==== Dataset
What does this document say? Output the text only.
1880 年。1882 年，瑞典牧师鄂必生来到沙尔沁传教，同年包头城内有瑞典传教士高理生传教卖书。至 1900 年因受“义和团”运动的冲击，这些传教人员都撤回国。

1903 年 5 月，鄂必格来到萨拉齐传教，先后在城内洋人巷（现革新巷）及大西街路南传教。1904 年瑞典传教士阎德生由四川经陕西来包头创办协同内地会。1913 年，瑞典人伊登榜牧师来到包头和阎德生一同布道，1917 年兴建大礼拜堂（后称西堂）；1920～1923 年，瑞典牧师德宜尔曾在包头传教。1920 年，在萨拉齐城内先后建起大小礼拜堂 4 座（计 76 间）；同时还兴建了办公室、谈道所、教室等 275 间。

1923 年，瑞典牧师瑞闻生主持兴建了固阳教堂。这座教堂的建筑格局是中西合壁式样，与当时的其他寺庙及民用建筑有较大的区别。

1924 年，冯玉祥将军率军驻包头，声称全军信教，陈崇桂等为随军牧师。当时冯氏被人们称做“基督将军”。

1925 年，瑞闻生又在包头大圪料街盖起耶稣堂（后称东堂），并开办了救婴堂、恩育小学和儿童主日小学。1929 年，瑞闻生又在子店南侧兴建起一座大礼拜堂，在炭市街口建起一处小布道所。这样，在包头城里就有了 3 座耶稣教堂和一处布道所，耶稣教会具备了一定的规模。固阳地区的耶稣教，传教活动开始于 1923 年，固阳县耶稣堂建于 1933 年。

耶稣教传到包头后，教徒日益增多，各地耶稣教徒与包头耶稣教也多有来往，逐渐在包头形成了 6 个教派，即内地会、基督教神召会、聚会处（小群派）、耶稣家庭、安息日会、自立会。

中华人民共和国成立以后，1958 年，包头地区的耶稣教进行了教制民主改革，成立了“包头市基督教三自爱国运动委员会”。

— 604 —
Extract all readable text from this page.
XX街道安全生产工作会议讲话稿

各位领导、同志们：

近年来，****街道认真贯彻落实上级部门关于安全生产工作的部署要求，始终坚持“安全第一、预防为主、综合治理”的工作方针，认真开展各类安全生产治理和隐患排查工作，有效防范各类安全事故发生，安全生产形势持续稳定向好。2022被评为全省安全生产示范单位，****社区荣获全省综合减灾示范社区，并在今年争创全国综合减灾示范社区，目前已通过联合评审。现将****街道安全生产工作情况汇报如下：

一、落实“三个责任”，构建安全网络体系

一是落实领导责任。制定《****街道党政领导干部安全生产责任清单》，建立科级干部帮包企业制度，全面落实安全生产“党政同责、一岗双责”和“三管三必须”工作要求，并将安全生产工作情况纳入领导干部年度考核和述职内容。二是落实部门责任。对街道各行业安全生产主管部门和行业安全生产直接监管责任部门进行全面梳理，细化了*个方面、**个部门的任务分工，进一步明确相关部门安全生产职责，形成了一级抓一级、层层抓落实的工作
========
Extract the full listing and reproduce each line exactly.

• [Written response]:
What does this document say? Output the text only.
1880 年。1882 年，瑞典牧师鄂必生来到沙尔沁传教，同年包头城内有瑞典传教士高理生传教卖书。至 1900 年因受“义和团”运动的冲击，这些传教人员都撤回国。

1903 年 5 月，鄂必格来到萨拉齐传教，先后在城内洋人巷（现革新巷）及大西街路南传教。1904 年瑞典传教士阎德生由四川经陕西来包头创办协同内地会。1913 年，瑞典人伊登榜牧师来到包头和阎德生一同布道，1917 年兴建大礼拜堂（后称西堂）；1920～1923 年，瑞典牧师德宜尔曾在包头传教。1920 年，在萨拉齐城内先后建起大小礼拜堂 4 座（计 76 间）；同时还兴建了办公室、谈道所、教室等 275 间。

1923 年，瑞典牧师瑞闻生主持兴建了固阳教堂。这座教堂的建筑格局是中西合壁式样，与当时的其他寺庙及民用建筑有较大的区别。

1924 年，冯玉祥将军率军驻包头，声称全军信教，陈崇桂等为随军牧师。当时冯氏被人们称做“基督将军”。

1925 年，瑞闻生又在包头大圪料街盖起耶稣堂（后称东堂），并开办了救婴堂、恩育小学和儿童主日小学。1929 年，瑞闻生又在子店南侧兴建起一座大礼拜堂，在炭市街口建起一处小布道所。这样，在包头城里就有了 3 座耶稣教堂和一处布道所，耶稣教会具备了一定的规模。固阳地区的耶稣教，传教活动开始于 1923 年，固阳县耶稣堂建于 1933 年。

耶稣教传到包头后，教徒日益增多，各地耶稣教徒与包头耶稣教也多有来往，逐渐在包头形成了 6 个教派，即内地会、基督教神召会、聚会处（小群派）、耶稣家庭、安息日会、自立会。

中华人民共和国成立以后，1958 年，包头地区的耶稣教进行了教制民主改革，成立了“包头市基督教三自爱国运动委员会”。

— 604 —
Extract all readable text from this page.
XX街道安全生产工作会议讲话稿

各位领导、同志们：

近年来，****街道认真贯彻落实上级部门关于安全生产工作的部署要求，始终坚持“安全第一、预防为主、综合治理”的工作方针，认真开展各类安全生产治理和隐患排查工作，有效防范各类安全事故发生，安全生产形势持续稳定向好。2022被评为全省安全生产示范单位，****社区荣获全省综合减灾示范社区，并在今年争创全国综合减灾示范社区，目前已通过联合评审。现将****街道安全生产工作情况汇报如下：

一、落实“三个责任”，构建安全网络体系

一是落实领导责任。制定《****街道党政领导干部安全生产责任清单》，建立科级干部帮包企业制度，全面落实安全生产“党政同责、一岗双责”和“三管三必须”工作要求，并将安全生产工作情况纳入领导干部年度考核和述职内容。二是落实部门责任。对街道各行业安全生产主管部门和行业安全生产直接监管责任部门进行全面梳理，细化了*个方面、**个部门的任务分工，进一步明确相关部门安全生产职责，形成了一级抓一级、层层抓落实的工作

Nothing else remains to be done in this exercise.